- [Goal]
Go through the data below. Pull out every line that has the word "olla".

- [Data for this task]
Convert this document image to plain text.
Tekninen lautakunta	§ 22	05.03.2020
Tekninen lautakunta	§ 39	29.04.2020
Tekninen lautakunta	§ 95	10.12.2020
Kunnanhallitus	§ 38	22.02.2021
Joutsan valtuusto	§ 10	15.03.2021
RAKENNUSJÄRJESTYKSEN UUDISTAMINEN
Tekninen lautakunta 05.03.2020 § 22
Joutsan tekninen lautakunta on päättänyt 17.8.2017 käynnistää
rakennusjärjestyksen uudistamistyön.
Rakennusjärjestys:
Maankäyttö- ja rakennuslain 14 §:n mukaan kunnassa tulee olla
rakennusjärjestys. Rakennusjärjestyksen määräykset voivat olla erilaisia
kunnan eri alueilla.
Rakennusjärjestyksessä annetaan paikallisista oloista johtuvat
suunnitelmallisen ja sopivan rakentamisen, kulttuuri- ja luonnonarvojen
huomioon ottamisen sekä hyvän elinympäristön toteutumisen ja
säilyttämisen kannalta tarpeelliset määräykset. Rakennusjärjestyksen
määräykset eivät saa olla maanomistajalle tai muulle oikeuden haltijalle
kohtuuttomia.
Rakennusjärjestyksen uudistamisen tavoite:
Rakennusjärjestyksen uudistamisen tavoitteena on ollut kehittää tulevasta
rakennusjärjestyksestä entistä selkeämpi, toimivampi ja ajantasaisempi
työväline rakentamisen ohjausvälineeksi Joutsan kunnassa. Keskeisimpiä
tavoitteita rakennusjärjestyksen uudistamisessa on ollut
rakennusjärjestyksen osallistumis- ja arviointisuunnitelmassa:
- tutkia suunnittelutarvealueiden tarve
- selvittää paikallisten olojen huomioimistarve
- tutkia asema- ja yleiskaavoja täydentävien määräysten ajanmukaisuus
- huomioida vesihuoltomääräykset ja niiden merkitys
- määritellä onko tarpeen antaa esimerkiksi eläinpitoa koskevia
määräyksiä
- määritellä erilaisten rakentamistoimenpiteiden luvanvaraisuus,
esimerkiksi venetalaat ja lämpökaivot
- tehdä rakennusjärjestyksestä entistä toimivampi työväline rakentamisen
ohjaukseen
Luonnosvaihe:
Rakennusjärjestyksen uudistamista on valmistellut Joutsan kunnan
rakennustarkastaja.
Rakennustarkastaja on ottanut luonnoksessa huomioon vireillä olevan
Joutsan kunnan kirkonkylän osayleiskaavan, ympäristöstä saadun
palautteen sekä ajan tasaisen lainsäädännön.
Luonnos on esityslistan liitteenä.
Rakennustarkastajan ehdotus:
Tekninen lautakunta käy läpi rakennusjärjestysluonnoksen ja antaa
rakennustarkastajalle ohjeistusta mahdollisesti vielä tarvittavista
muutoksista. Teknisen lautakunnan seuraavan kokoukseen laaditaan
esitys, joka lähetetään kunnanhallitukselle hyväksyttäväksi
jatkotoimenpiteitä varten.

- [Task result]
Maankäyttö- ja rakennuslain 14 §:n mukaan kunnassa tulee olla
rakennusjärjestys. Rakennusjärjestyksen määräykset voivat olla erilaisia
määräykset eivät saa olla maanomistajalle tai muulle oikeuden haltijalle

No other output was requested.